[Records about charts and figures]
^^^^
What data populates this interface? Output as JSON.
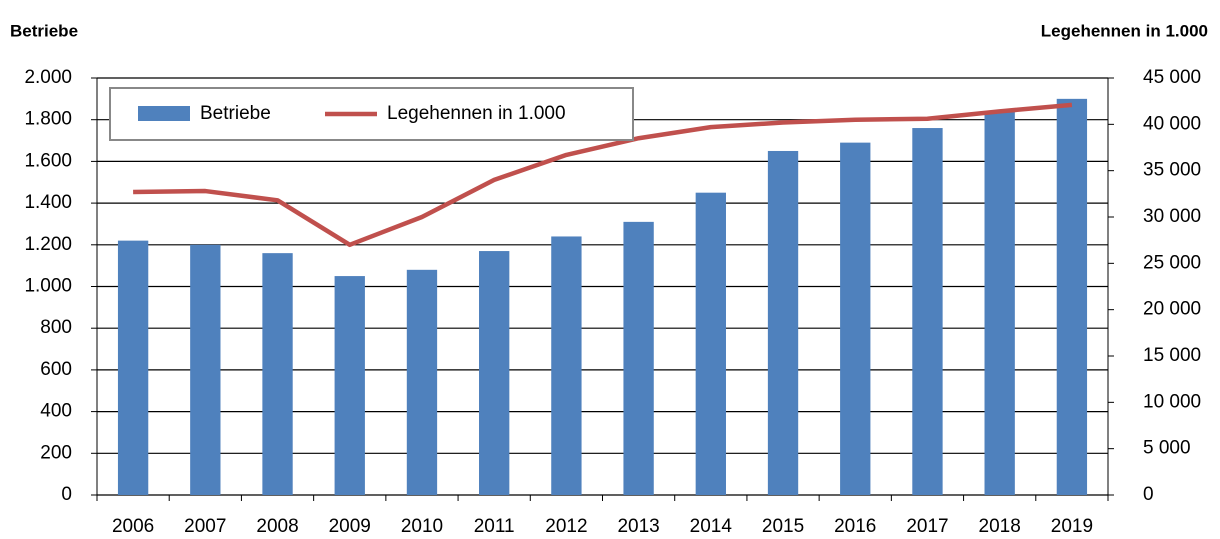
{
  "chart_data": {
    "type": "bar",
    "ylabel": "Betriebe",
    "y2label": "Legehennen in 1.000",
    "categories": [
      "2006",
      "2007",
      "2008",
      "2009",
      "2010",
      "2011",
      "2012",
      "2013",
      "2014",
      "2015",
      "2016",
      "2017",
      "2018",
      "2019"
    ],
    "series": [
      {
        "name": "Betriebe",
        "type": "bar",
        "color": "#4f81bd",
        "values": [
          1220,
          1200,
          1160,
          1050,
          1080,
          1170,
          1240,
          1310,
          1450,
          1650,
          1690,
          1760,
          1840,
          1900
        ]
      },
      {
        "name": "Legehennen in 1.000",
        "type": "line",
        "axis": "y2",
        "color": "#c0504d",
        "values": [
          32700,
          32800,
          31800,
          27000,
          30000,
          34000,
          36700,
          38500,
          39700,
          40200,
          40500,
          40600,
          41400,
          42100
        ]
      }
    ],
    "ylim": [
      0,
      2000
    ],
    "yticks": [
      0,
      200,
      400,
      600,
      800,
      {
        "value": 1000,
        "label": "1.000"
      },
      {
        "value": 1200,
        "label": "1.200"
      },
      {
        "value": 1400,
        "label": "1.400"
      },
      {
        "value": 1600,
        "label": "1.600"
      },
      {
        "value": 1800,
        "label": "1.800"
      },
      {
        "value": 2000,
        "label": "2.000"
      }
    ],
    "y2lim": [
      0,
      45000
    ],
    "y2ticks": [
      0,
      {
        "value": 5000,
        "label": "5 000"
      },
      {
        "value": 10000,
        "label": "10 000"
      },
      {
        "value": 15000,
        "label": "15 000"
      },
      {
        "value": 20000,
        "label": "20 000"
      },
      {
        "value": 25000,
        "label": "25 000"
      },
      {
        "value": 30000,
        "label": "30 000"
      },
      {
        "value": 35000,
        "label": "35 000"
      },
      {
        "value": 40000,
        "label": "40 000"
      },
      {
        "value": 45000,
        "label": "45 000"
      }
    ],
    "grid": true,
    "legend": "top-left"
  }
}
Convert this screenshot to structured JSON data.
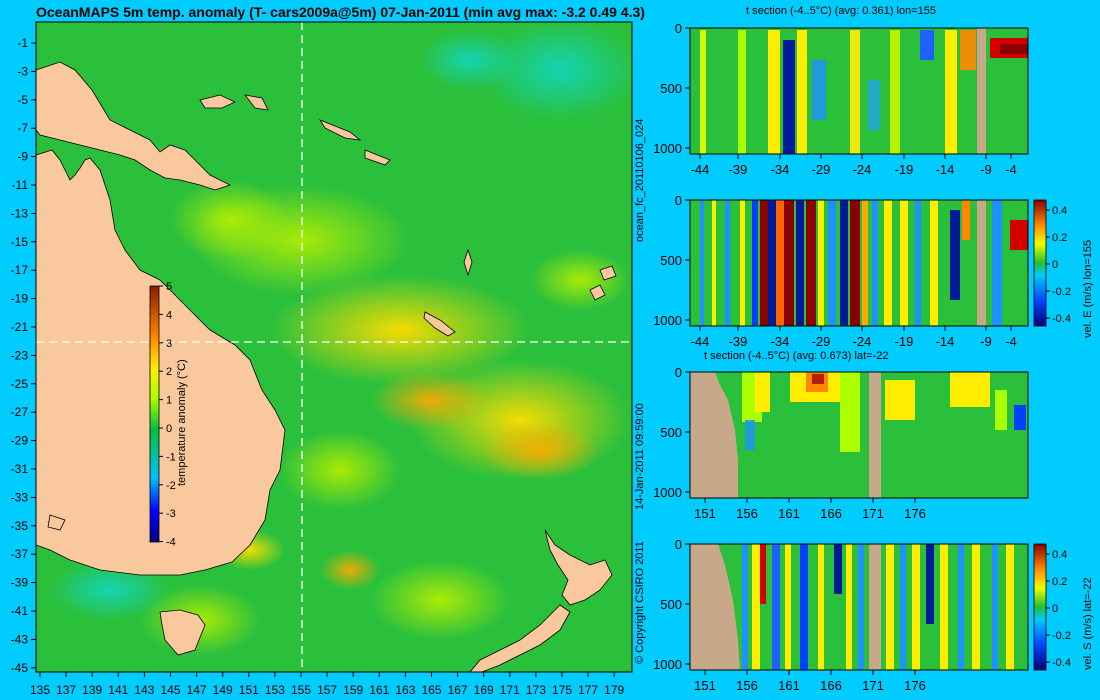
{
  "title": "OceanMAPS 5m temp. anomaly (T- cars2009a@5m) 07-Jan-2011 (min avg max: -3.2 0.49 4.3)",
  "side_texts": {
    "run_id": "ocean_fc_20110106_024",
    "issued": "14-Jan-2011 09:59:00",
    "copyright": "© Copyright CSIRO 2011"
  },
  "colors": {
    "background": "#00ccff",
    "land": "#f9c89d",
    "section_land": "#c7a98a",
    "ocean_base": "#2bc03c"
  },
  "chart_data": [
    {
      "type": "heatmap",
      "name": "map",
      "title": "OceanMAPS 5m temp. anomaly (T- cars2009a@5m) 07-Jan-2011 (min avg max: -3.2 0.49 4.3)",
      "x_ticks": [
        "135",
        "137",
        "139",
        "141",
        "143",
        "145",
        "147",
        "149",
        "151",
        "153",
        "155",
        "157",
        "159",
        "161",
        "163",
        "165",
        "167",
        "169",
        "171",
        "173",
        "175",
        "177",
        "179"
      ],
      "y_ticks": [
        "-1",
        "-3",
        "-5",
        "-7",
        "-9",
        "-11",
        "-13",
        "-15",
        "-17",
        "-19",
        "-21",
        "-23",
        "-25",
        "-27",
        "-29",
        "-31",
        "-33",
        "-35",
        "-37",
        "-39",
        "-41",
        "-43",
        "-45"
      ],
      "xlim": [
        135,
        180
      ],
      "ylim": [
        -45,
        0
      ],
      "guide_lines": {
        "lon": 155,
        "lat": -22
      },
      "colorbar": {
        "label": "temperature anomaly (°C)",
        "ticks": [
          "5",
          "4",
          "3",
          "2",
          "1",
          "0",
          "-1",
          "-2",
          "-3",
          "-4"
        ],
        "range": [
          -4,
          5
        ]
      }
    },
    {
      "type": "heatmap",
      "name": "t-section-lon",
      "title": "t section (-4..5°C) (avg: 0.361) lon=155",
      "x_ticks": [
        "-44",
        "-39",
        "-34",
        "-29",
        "-24",
        "-19",
        "-14",
        "-9",
        "-4"
      ],
      "y_ticks": [
        "0",
        "500",
        "1000"
      ],
      "xlim": [
        -45,
        0
      ],
      "ylim": [
        1000,
        0
      ]
    },
    {
      "type": "heatmap",
      "name": "vel-e-section",
      "title": "",
      "x_ticks": [
        "-44",
        "-39",
        "-34",
        "-29",
        "-24",
        "-19",
        "-14",
        "-9",
        "-4"
      ],
      "y_ticks": [
        "0",
        "500",
        "1000"
      ],
      "colorbar": {
        "label": "vel. E (m/s) lon=155",
        "ticks": [
          "0.4",
          "0.2",
          "0",
          "-0.2",
          "-0.4"
        ],
        "range": [
          -0.4,
          0.4
        ]
      }
    },
    {
      "type": "heatmap",
      "name": "t-section-lat",
      "title": "t section (-4..5°C) (avg: 0.673) lat=-22",
      "x_ticks": [
        "151",
        "156",
        "161",
        "166",
        "171",
        "176"
      ],
      "y_ticks": [
        "0",
        "500",
        "1000"
      ],
      "xlim": [
        150,
        180
      ],
      "ylim": [
        1000,
        0
      ]
    },
    {
      "type": "heatmap",
      "name": "vel-s-section",
      "title": "",
      "x_ticks": [
        "151",
        "156",
        "161",
        "166",
        "171",
        "176"
      ],
      "y_ticks": [
        "0",
        "500",
        "1000"
      ],
      "colorbar": {
        "label": "vel. S (m/s) lat=-22",
        "ticks": [
          "0.4",
          "0.2",
          "0",
          "-0.2",
          "-0.4"
        ],
        "range": [
          -0.4,
          0.4
        ]
      }
    }
  ]
}
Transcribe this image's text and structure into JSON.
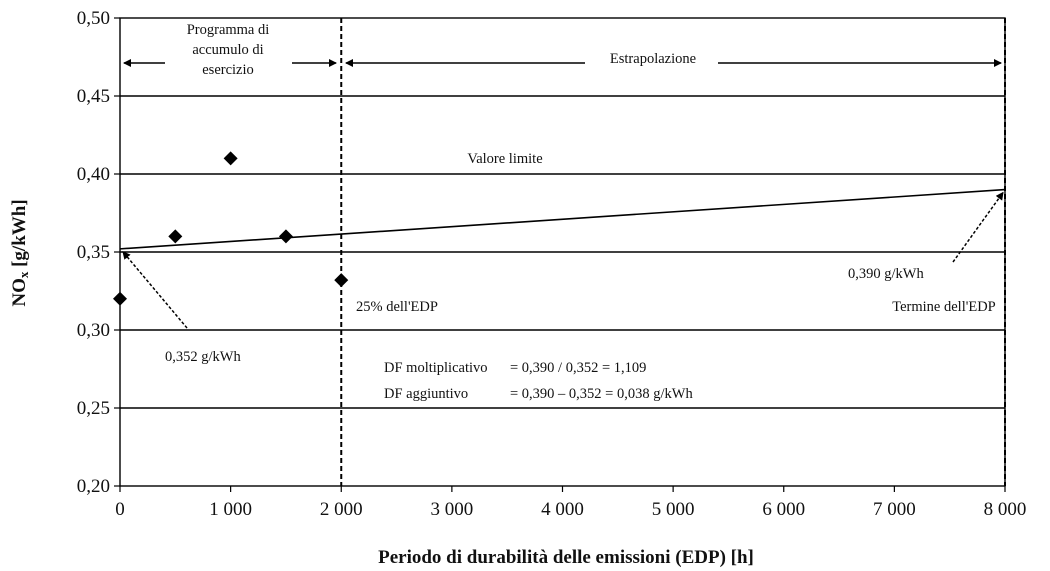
{
  "chart_data": {
    "type": "scatter",
    "title": "",
    "xlabel": "Periodo di durabilità delle emissioni (EDP) [h]",
    "ylabel_main": "NO",
    "ylabel_sub": "x",
    "ylabel_unit": " [g/kWh]",
    "xlim": [
      0,
      8000
    ],
    "ylim": [
      0.2,
      0.5
    ],
    "x_ticks": [
      0,
      1000,
      2000,
      3000,
      4000,
      5000,
      6000,
      7000,
      8000
    ],
    "x_tick_labels": [
      "0",
      "1 000",
      "2 000",
      "3 000",
      "4 000",
      "5 000",
      "6 000",
      "7 000",
      "8 000"
    ],
    "y_ticks": [
      0.2,
      0.25,
      0.3,
      0.35,
      0.4,
      0.45,
      0.5
    ],
    "y_tick_labels": [
      "0,20",
      "0,25",
      "0,30",
      "0,35",
      "0,40",
      "0,45",
      "0,50"
    ],
    "grid": "horizontal",
    "points": [
      {
        "x": 0,
        "y": 0.32
      },
      {
        "x": 500,
        "y": 0.36
      },
      {
        "x": 1000,
        "y": 0.41
      },
      {
        "x": 1500,
        "y": 0.36
      },
      {
        "x": 2000,
        "y": 0.332
      }
    ],
    "regression_line": {
      "x": [
        0,
        8000
      ],
      "y": [
        0.352,
        0.39
      ]
    },
    "limit_value": 0.4,
    "vertical_markers": [
      2000,
      8000
    ],
    "annotations": {
      "service_accumulation": [
        "Programma di",
        "accumulo di",
        "esercizio"
      ],
      "extrapolation": "Estrapolazione",
      "limit_label": "Valore limite",
      "edp_25": "25% dell'EDP",
      "edp_end": "Termine dell'EDP",
      "value_start": "0,352 g/kWh",
      "value_end": "0,390 g/kWh",
      "df_mult_label": "DF moltiplicativo",
      "df_mult_formula": "= 0,390 / 0,352 = 1,109",
      "df_add_label": "DF aggiuntivo",
      "df_add_formula": "= 0,390 – 0,352 = 0,038 g/kWh"
    }
  }
}
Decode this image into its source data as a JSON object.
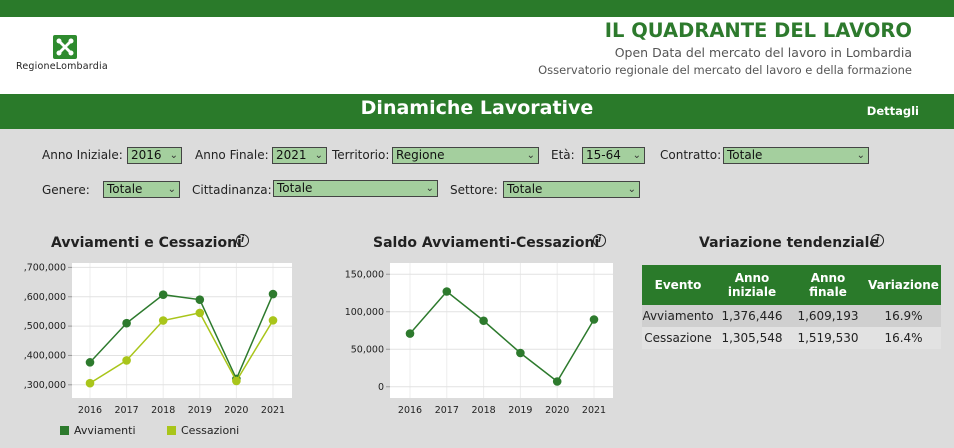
^^^^
[TASK GOAL]: Repeat the records above exactly, omitting every picture.

[SOLUTION]:
What data populates this interface? Output as JSON.
{
  "chart_data": {
    "type": "bar",
    "ylabel": "Betriebe",
    "y2label": "Legehennen in 1.000",
    "categories": [
      "2006",
      "2007",
      "2008",
      "2009",
      "2010",
      "2011",
      "2012",
      "2013",
      "2014",
      "2015",
      "2016",
      "2017",
      "2018",
      "2019"
    ],
    "series": [
      {
        "name": "Betriebe",
        "type": "bar",
        "color": "#4f81bd",
        "values": [
          1220,
          1200,
          1160,
          1050,
          1080,
          1170,
          1240,
          1310,
          1450,
          1650,
          1690,
          1760,
          1840,
          1900
        ]
      },
      {
        "name": "Legehennen in 1.000",
        "type": "line",
        "axis": "y2",
        "color": "#c0504d",
        "values": [
          32700,
          32800,
          31800,
          27000,
          30000,
          34000,
          36700,
          38500,
          39700,
          40200,
          40500,
          40600,
          41400,
          42100
        ]
      }
    ],
    "ylim": [
      0,
      2000
    ],
    "yticks": [
      0,
      200,
      400,
      600,
      800,
      {
        "value": 1000,
        "label": "1.000"
      },
      {
        "value": 1200,
        "label": "1.200"
      },
      {
        "value": 1400,
        "label": "1.400"
      },
      {
        "value": 1600,
        "label": "1.600"
      },
      {
        "value": 1800,
        "label": "1.800"
      },
      {
        "value": 2000,
        "label": "2.000"
      }
    ],
    "y2lim": [
      0,
      45000
    ],
    "y2ticks": [
      0,
      {
        "value": 5000,
        "label": "5 000"
      },
      {
        "value": 10000,
        "label": "10 000"
      },
      {
        "value": 15000,
        "label": "15 000"
      },
      {
        "value": 20000,
        "label": "20 000"
      },
      {
        "value": 25000,
        "label": "25 000"
      },
      {
        "value": 30000,
        "label": "30 000"
      },
      {
        "value": 35000,
        "label": "35 000"
      },
      {
        "value": 40000,
        "label": "40 000"
      },
      {
        "value": 45000,
        "label": "45 000"
      }
    ],
    "grid": true,
    "legend": "top-left"
  }
}
Convert this screenshot to structured JSON data.
{
  "title": "OceanMAPS 5m temp. anomaly (T- cars2009a@5m) 07-Jan-2011 (min avg max: -3.2 0.49 4.3)",
  "side_texts": {
    "run_id": "ocean_fc_20110106_024",
    "issued": "14-Jan-2011 09:59:00",
    "copyright": "© Copyright CSIRO 2011"
  },
  "colors": {
    "background": "#00ccff",
    "land": "#f9c89d",
    "section_land": "#c7a98a",
    "ocean_base": "#2bc03c"
  },
  "chart_data": [
    {
      "type": "heatmap",
      "name": "map",
      "title": "OceanMAPS 5m temp. anomaly (T- cars2009a@5m) 07-Jan-2011 (min avg max: -3.2 0.49 4.3)",
      "x_ticks": [
        "135",
        "137",
        "139",
        "141",
        "143",
        "145",
        "147",
        "149",
        "151",
        "153",
        "155",
        "157",
        "159",
        "161",
        "163",
        "165",
        "167",
        "169",
        "171",
        "173",
        "175",
        "177",
        "179"
      ],
      "y_ticks": [
        "-1",
        "-3",
        "-5",
        "-7",
        "-9",
        "-11",
        "-13",
        "-15",
        "-17",
        "-19",
        "-21",
        "-23",
        "-25",
        "-27",
        "-29",
        "-31",
        "-33",
        "-35",
        "-37",
        "-39",
        "-41",
        "-43",
        "-45"
      ],
      "xlim": [
        135,
        180
      ],
      "ylim": [
        -45,
        0
      ],
      "guide_lines": {
        "lon": 155,
        "lat": -22
      },
      "colorbar": {
        "label": "temperature anomaly (°C)",
        "ticks": [
          "5",
          "4",
          "3",
          "2",
          "1",
          "0",
          "-1",
          "-2",
          "-3",
          "-4"
        ],
        "range": [
          -4,
          5
        ]
      }
    },
    {
      "type": "heatmap",
      "name": "t-section-lon",
      "title": "t section (-4..5°C) (avg: 0.361) lon=155",
      "x_ticks": [
        "-44",
        "-39",
        "-34",
        "-29",
        "-24",
        "-19",
        "-14",
        "-9",
        "-4"
      ],
      "y_ticks": [
        "0",
        "500",
        "1000"
      ],
      "xlim": [
        -45,
        0
      ],
      "ylim": [
        1000,
        0
      ]
    },
    {
      "type": "heatmap",
      "name": "vel-e-section",
      "title": "",
      "x_ticks": [
        "-44",
        "-39",
        "-34",
        "-29",
        "-24",
        "-19",
        "-14",
        "-9",
        "-4"
      ],
      "y_ticks": [
        "0",
        "500",
        "1000"
      ],
      "colorbar": {
        "label": "vel. E (m/s) lon=155",
        "ticks": [
          "0.4",
          "0.2",
          "0",
          "-0.2",
          "-0.4"
        ],
        "range": [
          -0.4,
          0.4
        ]
      }
    },
    {
      "type": "heatmap",
      "name": "t-section-lat",
      "title": "t section (-4..5°C) (avg: 0.673) lat=-22",
      "x_ticks": [
        "151",
        "156",
        "161",
        "166",
        "171",
        "176"
      ],
      "y_ticks": [
        "0",
        "500",
        "1000"
      ],
      "xlim": [
        150,
        180
      ],
      "ylim": [
        1000,
        0
      ]
    },
    {
      "type": "heatmap",
      "name": "vel-s-section",
      "title": "",
      "x_ticks": [
        "151",
        "156",
        "161",
        "166",
        "171",
        "176"
      ],
      "y_ticks": [
        "0",
        "500",
        "1000"
      ],
      "colorbar": {
        "label": "vel. S (m/s) lat=-22",
        "ticks": [
          "0.4",
          "0.2",
          "0",
          "-0.2",
          "-0.4"
        ],
        "range": [
          -0.4,
          0.4
        ]
      }
    }
  ]
}
Transcribe this image's text and structure into JSON.
{
  "chart_data": {
    "type": "scatter",
    "title": "",
    "xlabel": "Periodo di durabilità delle emissioni (EDP) [h]",
    "ylabel_main": "NO",
    "ylabel_sub": "x",
    "ylabel_unit": " [g/kWh]",
    "xlim": [
      0,
      8000
    ],
    "ylim": [
      0.2,
      0.5
    ],
    "x_ticks": [
      0,
      1000,
      2000,
      3000,
      4000,
      5000,
      6000,
      7000,
      8000
    ],
    "x_tick_labels": [
      "0",
      "1 000",
      "2 000",
      "3 000",
      "4 000",
      "5 000",
      "6 000",
      "7 000",
      "8 000"
    ],
    "y_ticks": [
      0.2,
      0.25,
      0.3,
      0.35,
      0.4,
      0.45,
      0.5
    ],
    "y_tick_labels": [
      "0,20",
      "0,25",
      "0,30",
      "0,35",
      "0,40",
      "0,45",
      "0,50"
    ],
    "grid": "horizontal",
    "points": [
      {
        "x": 0,
        "y": 0.32
      },
      {
        "x": 500,
        "y": 0.36
      },
      {
        "x": 1000,
        "y": 0.41
      },
      {
        "x": 1500,
        "y": 0.36
      },
      {
        "x": 2000,
        "y": 0.332
      }
    ],
    "regression_line": {
      "x": [
        0,
        8000
      ],
      "y": [
        0.352,
        0.39
      ]
    },
    "limit_value": 0.4,
    "vertical_markers": [
      2000,
      8000
    ],
    "annotations": {
      "service_accumulation": [
        "Programma di",
        "accumulo di",
        "esercizio"
      ],
      "extrapolation": "Estrapolazione",
      "limit_label": "Valore limite",
      "edp_25": "25% dell'EDP",
      "edp_end": "Termine dell'EDP",
      "value_start": "0,352 g/kWh",
      "value_end": "0,390 g/kWh",
      "df_mult_label": "DF moltiplicativo",
      "df_mult_formula": "= 0,390 / 0,352 = 1,109",
      "df_add_label": "DF aggiuntivo",
      "df_add_formula": "= 0,390 – 0,352 = 0,038 g/kWh"
    }
  }
}
Decode this image into its source data as a JSON object.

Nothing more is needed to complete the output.